[Begin PROVIDED ENTRIES]
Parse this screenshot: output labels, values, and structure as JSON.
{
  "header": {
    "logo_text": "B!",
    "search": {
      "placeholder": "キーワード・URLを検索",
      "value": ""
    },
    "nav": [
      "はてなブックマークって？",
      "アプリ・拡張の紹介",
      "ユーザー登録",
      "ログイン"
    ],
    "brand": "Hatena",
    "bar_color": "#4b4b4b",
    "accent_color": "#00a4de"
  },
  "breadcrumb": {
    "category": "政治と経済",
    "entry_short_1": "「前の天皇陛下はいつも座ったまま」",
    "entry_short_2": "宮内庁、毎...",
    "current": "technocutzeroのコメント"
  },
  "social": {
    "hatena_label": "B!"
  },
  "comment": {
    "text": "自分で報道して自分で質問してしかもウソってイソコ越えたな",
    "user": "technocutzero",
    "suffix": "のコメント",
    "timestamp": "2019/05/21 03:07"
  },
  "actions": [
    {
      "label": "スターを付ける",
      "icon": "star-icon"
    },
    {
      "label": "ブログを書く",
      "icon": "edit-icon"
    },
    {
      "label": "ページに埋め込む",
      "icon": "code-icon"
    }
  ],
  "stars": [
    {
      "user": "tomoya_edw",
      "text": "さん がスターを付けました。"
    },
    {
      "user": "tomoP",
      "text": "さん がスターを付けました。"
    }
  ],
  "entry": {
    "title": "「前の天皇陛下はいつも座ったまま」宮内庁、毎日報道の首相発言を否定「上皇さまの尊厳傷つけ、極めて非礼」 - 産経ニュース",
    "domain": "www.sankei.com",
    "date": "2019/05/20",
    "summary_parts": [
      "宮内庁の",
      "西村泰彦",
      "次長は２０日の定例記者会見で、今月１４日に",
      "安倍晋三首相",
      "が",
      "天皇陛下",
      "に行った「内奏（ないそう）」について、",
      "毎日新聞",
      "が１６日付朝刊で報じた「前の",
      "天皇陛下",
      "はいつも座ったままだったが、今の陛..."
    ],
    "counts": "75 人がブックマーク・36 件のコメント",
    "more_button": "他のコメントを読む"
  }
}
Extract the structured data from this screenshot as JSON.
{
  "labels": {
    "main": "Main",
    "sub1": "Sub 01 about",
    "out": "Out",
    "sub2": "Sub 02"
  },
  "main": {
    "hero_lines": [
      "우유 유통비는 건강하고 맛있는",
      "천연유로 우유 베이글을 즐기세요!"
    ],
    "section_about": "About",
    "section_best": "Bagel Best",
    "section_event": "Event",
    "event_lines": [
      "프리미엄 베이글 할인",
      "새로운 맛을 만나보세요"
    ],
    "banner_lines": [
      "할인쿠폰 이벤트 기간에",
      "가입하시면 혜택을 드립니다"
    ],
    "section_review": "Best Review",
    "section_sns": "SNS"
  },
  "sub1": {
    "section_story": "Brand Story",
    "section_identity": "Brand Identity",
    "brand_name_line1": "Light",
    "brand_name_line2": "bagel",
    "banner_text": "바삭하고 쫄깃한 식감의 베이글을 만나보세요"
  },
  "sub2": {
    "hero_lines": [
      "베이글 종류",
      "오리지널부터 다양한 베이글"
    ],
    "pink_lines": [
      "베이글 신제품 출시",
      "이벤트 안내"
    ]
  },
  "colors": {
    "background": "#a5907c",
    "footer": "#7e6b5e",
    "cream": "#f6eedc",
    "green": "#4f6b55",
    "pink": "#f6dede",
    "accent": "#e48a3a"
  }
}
[End PROVIDED ENTRIES]
Nothing in the data may differ; print all of it exactly as written.

**FINAL RESULT:**
Parse this screenshot: output labels, values, and structure as JSON.
{
  "header": {
    "logo_text": "B!",
    "search": {
      "placeholder": "キーワード・URLを検索",
      "value": ""
    },
    "nav": [
      "はてなブックマークって？",
      "アプリ・拡張の紹介",
      "ユーザー登録",
      "ログイン"
    ],
    "brand": "Hatena",
    "bar_color": "#4b4b4b",
    "accent_color": "#00a4de"
  },
  "breadcrumb": {
    "category": "政治と経済",
    "entry_short_1": "「前の天皇陛下はいつも座ったまま」",
    "entry_short_2": "宮内庁、毎...",
    "current": "technocutzeroのコメント"
  },
  "social": {
    "hatena_label": "B!"
  },
  "comment": {
    "text": "自分で報道して自分で質問してしかもウソってイソコ越えたな",
    "user": "technocutzero",
    "suffix": "のコメント",
    "timestamp": "2019/05/21 03:07"
  },
  "actions": [
    {
      "label": "スターを付ける",
      "icon": "star-icon"
    },
    {
      "label": "ブログを書く",
      "icon": "edit-icon"
    },
    {
      "label": "ページに埋め込む",
      "icon": "code-icon"
    }
  ],
  "stars": [
    {
      "user": "tomoya_edw",
      "text": "さん がスターを付けました。"
    },
    {
      "user": "tomoP",
      "text": "さん がスターを付けました。"
    }
  ],
  "entry": {
    "title": "「前の天皇陛下はいつも座ったまま」宮内庁、毎日報道の首相発言を否定「上皇さまの尊厳傷つけ、極めて非礼」 - 産経ニュース",
    "domain": "www.sankei.com",
    "date": "2019/05/20",
    "summary_parts": [
      "宮内庁の",
      "西村泰彦",
      "次長は２０日の定例記者会見で、今月１４日に",
      "安倍晋三首相",
      "が",
      "天皇陛下",
      "に行った「内奏（ないそう）」について、",
      "毎日新聞",
      "が１６日付朝刊で報じた「前の",
      "天皇陛下",
      "はいつも座ったままだったが、今の陛..."
    ],
    "counts": "75 人がブックマーク・36 件のコメント",
    "more_button": "他のコメントを読む"
  }
}
Extract the structured data from this screenshot as JSON.
{
  "labels": {
    "main": "Main",
    "sub1": "Sub 01 about",
    "out": "Out",
    "sub2": "Sub 02"
  },
  "main": {
    "hero_lines": [
      "우유 유통비는 건강하고 맛있는",
      "천연유로 우유 베이글을 즐기세요!"
    ],
    "section_about": "About",
    "section_best": "Bagel Best",
    "section_event": "Event",
    "event_lines": [
      "프리미엄 베이글 할인",
      "새로운 맛을 만나보세요"
    ],
    "banner_lines": [
      "할인쿠폰 이벤트 기간에",
      "가입하시면 혜택을 드립니다"
    ],
    "section_review": "Best Review",
    "section_sns": "SNS"
  },
  "sub1": {
    "section_story": "Brand Story",
    "section_identity": "Brand Identity",
    "brand_name_line1": "Light",
    "brand_name_line2": "bagel",
    "banner_text": "바삭하고 쫄깃한 식감의 베이글을 만나보세요"
  },
  "sub2": {
    "hero_lines": [
      "베이글 종류",
      "오리지널부터 다양한 베이글"
    ],
    "pink_lines": [
      "베이글 신제품 출시",
      "이벤트 안내"
    ]
  },
  "colors": {
    "background": "#a5907c",
    "footer": "#7e6b5e",
    "cream": "#f6eedc",
    "green": "#4f6b55",
    "pink": "#f6dede",
    "accent": "#e48a3a"
  }
}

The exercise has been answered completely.